▶ [WHAT TO PRODUCE] Retype the records below exactly as they appear, but leave out any pictures.

▶ [SOURCE DATA]

_ _ _ _ _ _ _

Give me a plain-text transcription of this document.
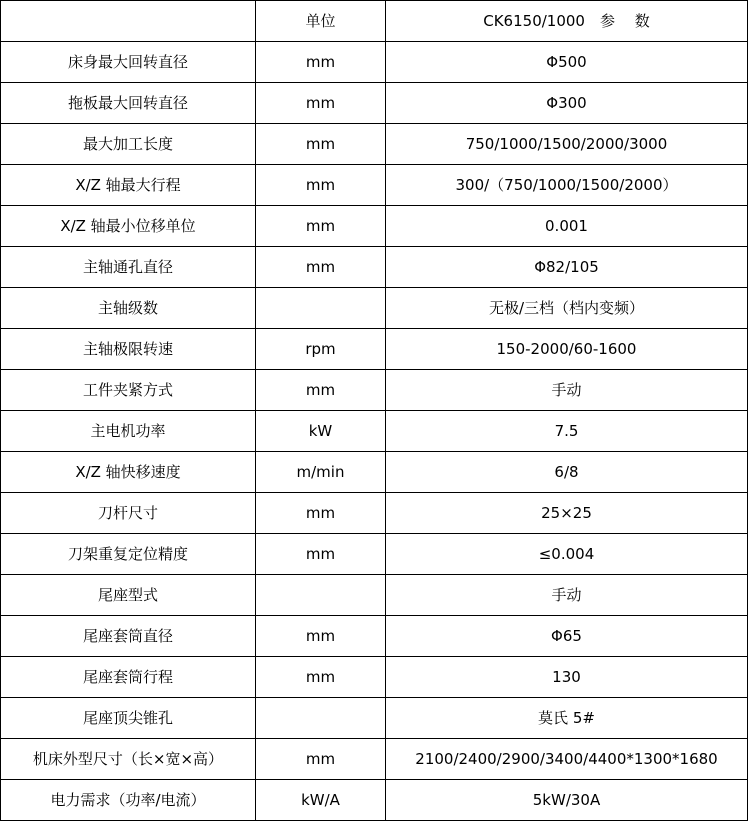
	单位	CK6150/1000　参　 数
床身最大回转直径	mm	Φ500
拖板最大回转直径	mm	Φ300
最大加工长度	mm	750/1000/1500/2000/3000
X/Z 轴最大行程	mm	300/（750/1000/1500/2000）
X/Z 轴最小位移单位	mm	0.001
主轴通孔直径	mm	Φ82/105
主轴级数		无极/三档（档内变频）
主轴极限转速	rpm	150-2000/60-1600
工件夹紧方式	mm	手动
主电机功率	kW	7.5
X/Z 轴快移速度	m/min	6/8
刀杆尺寸	mm	25×25
刀架重复定位精度	mm	≤0.004
尾座型式		手动
尾座套筒直径	mm	Φ65
尾座套筒行程	mm	130
尾座顶尖锥孔		莫氏 5#
机床外型尺寸（长×宽×高）	mm	2100/2400/2900/3400/4400*1300*1680
电力需求（功率/电流）	kW/A	5kW/30A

_ _ _ _ _ _ _

▶ [ANSWER TO THE PROBLEM]
Give me a plain-text transcription of this document.
	单位	CK6150/1000　参　 数
床身最大回转直径	mm	Φ500
拖板最大回转直径	mm	Φ300
最大加工长度	mm	750/1000/1500/2000/3000
X/Z 轴最大行程	mm	300/（750/1000/1500/2000）
X/Z 轴最小位移单位	mm	0.001
主轴通孔直径	mm	Φ82/105
主轴级数		无极/三档（档内变频）
主轴极限转速	rpm	150-2000/60-1600
工件夹紧方式	mm	手动
主电机功率	kW	7.5
X/Z 轴快移速度	m/min	6/8
刀杆尺寸	mm	25×25
刀架重复定位精度	mm	≤0.004
尾座型式		手动
尾座套筒直径	mm	Φ65
尾座套筒行程	mm	130
尾座顶尖锥孔		莫氏 5#
机床外型尺寸（长×宽×高）	mm	2100/2400/2900/3400/4400*1300*1680
电力需求（功率/电流）	kW/A	5kW/30A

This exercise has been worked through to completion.